Work to be completed:
Transcribe every line of the records verbatim.

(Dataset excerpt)
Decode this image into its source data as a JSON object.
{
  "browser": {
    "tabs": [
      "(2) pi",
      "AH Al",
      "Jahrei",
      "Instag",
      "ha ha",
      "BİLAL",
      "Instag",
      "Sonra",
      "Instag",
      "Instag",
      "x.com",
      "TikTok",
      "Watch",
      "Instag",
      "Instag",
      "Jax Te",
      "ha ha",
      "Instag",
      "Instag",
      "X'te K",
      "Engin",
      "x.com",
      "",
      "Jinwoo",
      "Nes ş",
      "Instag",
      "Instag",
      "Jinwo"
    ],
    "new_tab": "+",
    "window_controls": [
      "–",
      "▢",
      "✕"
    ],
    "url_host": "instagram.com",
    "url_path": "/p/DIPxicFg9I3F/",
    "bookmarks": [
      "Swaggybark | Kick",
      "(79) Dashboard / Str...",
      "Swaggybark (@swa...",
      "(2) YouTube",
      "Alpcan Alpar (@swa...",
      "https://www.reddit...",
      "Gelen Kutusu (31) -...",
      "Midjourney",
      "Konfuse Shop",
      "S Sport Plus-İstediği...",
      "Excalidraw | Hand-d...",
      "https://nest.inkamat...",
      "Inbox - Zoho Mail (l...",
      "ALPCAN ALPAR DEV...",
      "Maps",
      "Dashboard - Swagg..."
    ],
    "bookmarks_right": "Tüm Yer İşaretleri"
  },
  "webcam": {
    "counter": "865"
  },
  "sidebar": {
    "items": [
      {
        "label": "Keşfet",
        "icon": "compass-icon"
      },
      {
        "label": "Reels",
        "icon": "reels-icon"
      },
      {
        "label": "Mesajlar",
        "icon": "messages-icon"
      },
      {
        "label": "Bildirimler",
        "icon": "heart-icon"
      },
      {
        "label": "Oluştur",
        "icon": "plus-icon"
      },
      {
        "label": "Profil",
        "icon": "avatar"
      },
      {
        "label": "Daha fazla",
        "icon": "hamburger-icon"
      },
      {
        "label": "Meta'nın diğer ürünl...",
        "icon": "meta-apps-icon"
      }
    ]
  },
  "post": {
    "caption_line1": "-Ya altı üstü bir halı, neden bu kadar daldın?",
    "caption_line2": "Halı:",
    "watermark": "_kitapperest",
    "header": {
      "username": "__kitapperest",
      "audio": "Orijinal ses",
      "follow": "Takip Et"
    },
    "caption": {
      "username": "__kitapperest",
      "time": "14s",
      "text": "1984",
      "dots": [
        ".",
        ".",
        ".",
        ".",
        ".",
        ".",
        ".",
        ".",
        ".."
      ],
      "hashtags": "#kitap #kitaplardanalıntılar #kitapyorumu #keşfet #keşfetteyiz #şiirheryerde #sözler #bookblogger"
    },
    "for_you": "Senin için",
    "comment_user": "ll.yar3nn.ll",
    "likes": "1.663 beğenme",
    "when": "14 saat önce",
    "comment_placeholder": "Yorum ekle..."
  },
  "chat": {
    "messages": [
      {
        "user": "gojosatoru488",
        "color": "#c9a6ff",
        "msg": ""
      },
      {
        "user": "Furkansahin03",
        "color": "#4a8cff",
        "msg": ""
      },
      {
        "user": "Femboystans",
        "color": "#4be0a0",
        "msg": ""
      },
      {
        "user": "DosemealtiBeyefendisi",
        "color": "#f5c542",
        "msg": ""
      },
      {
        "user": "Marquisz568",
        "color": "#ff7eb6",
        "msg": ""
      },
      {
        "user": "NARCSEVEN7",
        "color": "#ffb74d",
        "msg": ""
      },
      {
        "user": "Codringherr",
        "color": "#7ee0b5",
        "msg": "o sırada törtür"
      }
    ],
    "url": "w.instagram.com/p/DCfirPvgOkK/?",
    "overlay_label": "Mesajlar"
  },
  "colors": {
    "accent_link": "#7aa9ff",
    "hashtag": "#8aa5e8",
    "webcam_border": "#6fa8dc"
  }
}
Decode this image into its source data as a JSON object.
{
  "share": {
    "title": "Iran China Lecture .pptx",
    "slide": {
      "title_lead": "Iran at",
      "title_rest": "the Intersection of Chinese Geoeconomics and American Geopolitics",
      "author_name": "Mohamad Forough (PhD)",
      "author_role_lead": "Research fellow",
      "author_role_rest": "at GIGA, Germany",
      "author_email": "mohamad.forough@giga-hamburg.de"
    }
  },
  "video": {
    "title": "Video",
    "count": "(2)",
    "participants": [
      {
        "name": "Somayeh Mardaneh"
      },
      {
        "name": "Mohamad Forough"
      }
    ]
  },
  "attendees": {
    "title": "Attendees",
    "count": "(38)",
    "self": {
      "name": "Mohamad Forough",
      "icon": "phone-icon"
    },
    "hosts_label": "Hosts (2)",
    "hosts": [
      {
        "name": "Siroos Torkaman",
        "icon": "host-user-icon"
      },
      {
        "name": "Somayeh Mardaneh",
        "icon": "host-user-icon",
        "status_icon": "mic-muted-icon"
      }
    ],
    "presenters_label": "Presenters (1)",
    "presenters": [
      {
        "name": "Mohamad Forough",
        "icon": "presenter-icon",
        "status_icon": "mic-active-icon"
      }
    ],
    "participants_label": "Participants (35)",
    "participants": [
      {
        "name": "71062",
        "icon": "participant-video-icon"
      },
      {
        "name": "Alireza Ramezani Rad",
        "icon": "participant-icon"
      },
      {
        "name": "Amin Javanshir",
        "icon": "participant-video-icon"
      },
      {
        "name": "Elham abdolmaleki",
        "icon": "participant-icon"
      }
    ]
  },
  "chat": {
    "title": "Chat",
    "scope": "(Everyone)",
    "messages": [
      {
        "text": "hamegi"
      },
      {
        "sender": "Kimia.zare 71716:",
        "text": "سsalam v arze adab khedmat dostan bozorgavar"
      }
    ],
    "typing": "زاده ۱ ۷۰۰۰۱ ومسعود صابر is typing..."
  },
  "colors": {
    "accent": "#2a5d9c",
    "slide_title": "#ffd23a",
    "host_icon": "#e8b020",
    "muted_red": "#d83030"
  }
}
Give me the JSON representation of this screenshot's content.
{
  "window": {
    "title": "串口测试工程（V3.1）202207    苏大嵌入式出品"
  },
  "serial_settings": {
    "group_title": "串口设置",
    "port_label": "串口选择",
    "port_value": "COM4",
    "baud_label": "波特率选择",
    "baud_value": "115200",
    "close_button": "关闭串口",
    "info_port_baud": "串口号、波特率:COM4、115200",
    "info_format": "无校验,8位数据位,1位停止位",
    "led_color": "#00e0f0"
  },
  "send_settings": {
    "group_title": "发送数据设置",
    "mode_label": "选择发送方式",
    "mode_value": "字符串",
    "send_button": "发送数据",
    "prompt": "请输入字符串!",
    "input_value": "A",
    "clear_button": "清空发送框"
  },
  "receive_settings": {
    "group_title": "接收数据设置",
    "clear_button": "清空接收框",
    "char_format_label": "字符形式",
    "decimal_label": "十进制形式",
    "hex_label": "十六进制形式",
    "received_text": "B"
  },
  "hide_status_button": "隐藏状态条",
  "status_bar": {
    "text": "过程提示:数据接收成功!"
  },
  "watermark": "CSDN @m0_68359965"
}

Response below:
Decode this image into its source data as a JSON object.
{
  "browser": {
    "tabs": [
      "(2) pi",
      "AH Al",
      "Jahrei",
      "Instag",
      "ha ha",
      "BİLAL",
      "Instag",
      "Sonra",
      "Instag",
      "Instag",
      "x.com",
      "TikTok",
      "Watch",
      "Instag",
      "Instag",
      "Jax Te",
      "ha ha",
      "Instag",
      "Instag",
      "X'te K",
      "Engin",
      "x.com",
      "",
      "Jinwoo",
      "Nes ş",
      "Instag",
      "Instag",
      "Jinwo"
    ],
    "new_tab": "+",
    "window_controls": [
      "–",
      "▢",
      "✕"
    ],
    "url_host": "instagram.com",
    "url_path": "/p/DIPxicFg9I3F/",
    "bookmarks": [
      "Swaggybark | Kick",
      "(79) Dashboard / Str...",
      "Swaggybark (@swa...",
      "(2) YouTube",
      "Alpcan Alpar (@swa...",
      "https://www.reddit...",
      "Gelen Kutusu (31) -...",
      "Midjourney",
      "Konfuse Shop",
      "S Sport Plus-İstediği...",
      "Excalidraw | Hand-d...",
      "https://nest.inkamat...",
      "Inbox - Zoho Mail (l...",
      "ALPCAN ALPAR DEV...",
      "Maps",
      "Dashboard - Swagg..."
    ],
    "bookmarks_right": "Tüm Yer İşaretleri"
  },
  "webcam": {
    "counter": "865"
  },
  "sidebar": {
    "items": [
      {
        "label": "Keşfet",
        "icon": "compass-icon"
      },
      {
        "label": "Reels",
        "icon": "reels-icon"
      },
      {
        "label": "Mesajlar",
        "icon": "messages-icon"
      },
      {
        "label": "Bildirimler",
        "icon": "heart-icon"
      },
      {
        "label": "Oluştur",
        "icon": "plus-icon"
      },
      {
        "label": "Profil",
        "icon": "avatar"
      },
      {
        "label": "Daha fazla",
        "icon": "hamburger-icon"
      },
      {
        "label": "Meta'nın diğer ürünl...",
        "icon": "meta-apps-icon"
      }
    ]
  },
  "post": {
    "caption_line1": "-Ya altı üstü bir halı, neden bu kadar daldın?",
    "caption_line2": "Halı:",
    "watermark": "_kitapperest",
    "header": {
      "username": "__kitapperest",
      "audio": "Orijinal ses",
      "follow": "Takip Et"
    },
    "caption": {
      "username": "__kitapperest",
      "time": "14s",
      "text": "1984",
      "dots": [
        ".",
        ".",
        ".",
        ".",
        ".",
        ".",
        ".",
        ".",
        ".."
      ],
      "hashtags": "#kitap #kitaplardanalıntılar #kitapyorumu #keşfet #keşfetteyiz #şiirheryerde #sözler #bookblogger"
    },
    "for_you": "Senin için",
    "comment_user": "ll.yar3nn.ll",
    "likes": "1.663 beğenme",
    "when": "14 saat önce",
    "comment_placeholder": "Yorum ekle..."
  },
  "chat": {
    "messages": [
      {
        "user": "gojosatoru488",
        "color": "#c9a6ff",
        "msg": ""
      },
      {
        "user": "Furkansahin03",
        "color": "#4a8cff",
        "msg": ""
      },
      {
        "user": "Femboystans",
        "color": "#4be0a0",
        "msg": ""
      },
      {
        "user": "DosemealtiBeyefendisi",
        "color": "#f5c542",
        "msg": ""
      },
      {
        "user": "Marquisz568",
        "color": "#ff7eb6",
        "msg": ""
      },
      {
        "user": "NARCSEVEN7",
        "color": "#ffb74d",
        "msg": ""
      },
      {
        "user": "Codringherr",
        "color": "#7ee0b5",
        "msg": "o sırada törtür"
      }
    ],
    "url": "w.instagram.com/p/DCfirPvgOkK/?",
    "overlay_label": "Mesajlar"
  },
  "colors": {
    "accent_link": "#7aa9ff",
    "hashtag": "#8aa5e8",
    "webcam_border": "#6fa8dc"
  }
}
Decode this image into its source data as a JSON object.
{
  "share": {
    "title": "Iran China Lecture .pptx",
    "slide": {
      "title_lead": "Iran at",
      "title_rest": "the Intersection of Chinese Geoeconomics and American Geopolitics",
      "author_name": "Mohamad Forough (PhD)",
      "author_role_lead": "Research fellow",
      "author_role_rest": "at GIGA, Germany",
      "author_email": "mohamad.forough@giga-hamburg.de"
    }
  },
  "video": {
    "title": "Video",
    "count": "(2)",
    "participants": [
      {
        "name": "Somayeh Mardaneh"
      },
      {
        "name": "Mohamad Forough"
      }
    ]
  },
  "attendees": {
    "title": "Attendees",
    "count": "(38)",
    "self": {
      "name": "Mohamad Forough",
      "icon": "phone-icon"
    },
    "hosts_label": "Hosts (2)",
    "hosts": [
      {
        "name": "Siroos Torkaman",
        "icon": "host-user-icon"
      },
      {
        "name": "Somayeh Mardaneh",
        "icon": "host-user-icon",
        "status_icon": "mic-muted-icon"
      }
    ],
    "presenters_label": "Presenters (1)",
    "presenters": [
      {
        "name": "Mohamad Forough",
        "icon": "presenter-icon",
        "status_icon": "mic-active-icon"
      }
    ],
    "participants_label": "Participants (35)",
    "participants": [
      {
        "name": "71062",
        "icon": "participant-video-icon"
      },
      {
        "name": "Alireza Ramezani Rad",
        "icon": "participant-icon"
      },
      {
        "name": "Amin Javanshir",
        "icon": "participant-video-icon"
      },
      {
        "name": "Elham abdolmaleki",
        "icon": "participant-icon"
      }
    ]
  },
  "chat": {
    "title": "Chat",
    "scope": "(Everyone)",
    "messages": [
      {
        "text": "hamegi"
      },
      {
        "sender": "Kimia.zare 71716:",
        "text": "سsalam v arze adab khedmat dostan bozorgavar"
      }
    ],
    "typing": "زاده ۱ ۷۰۰۰۱ ومسعود صابر is typing..."
  },
  "colors": {
    "accent": "#2a5d9c",
    "slide_title": "#ffd23a",
    "host_icon": "#e8b020",
    "muted_red": "#d83030"
  }
}
Give me the JSON representation of this screenshot's content.
{
  "window": {
    "title": "串口测试工程（V3.1）202207    苏大嵌入式出品"
  },
  "serial_settings": {
    "group_title": "串口设置",
    "port_label": "串口选择",
    "port_value": "COM4",
    "baud_label": "波特率选择",
    "baud_value": "115200",
    "close_button": "关闭串口",
    "info_port_baud": "串口号、波特率:COM4、115200",
    "info_format": "无校验,8位数据位,1位停止位",
    "led_color": "#00e0f0"
  },
  "send_settings": {
    "group_title": "发送数据设置",
    "mode_label": "选择发送方式",
    "mode_value": "字符串",
    "send_button": "发送数据",
    "prompt": "请输入字符串!",
    "input_value": "A",
    "clear_button": "清空发送框"
  },
  "receive_settings": {
    "group_title": "接收数据设置",
    "clear_button": "清空接收框",
    "char_format_label": "字符形式",
    "decimal_label": "十进制形式",
    "hex_label": "十六进制形式",
    "received_text": "B"
  },
  "hide_status_button": "隐藏状态条",
  "status_bar": {
    "text": "过程提示:数据接收成功!"
  },
  "watermark": "CSDN @m0_68359965"
}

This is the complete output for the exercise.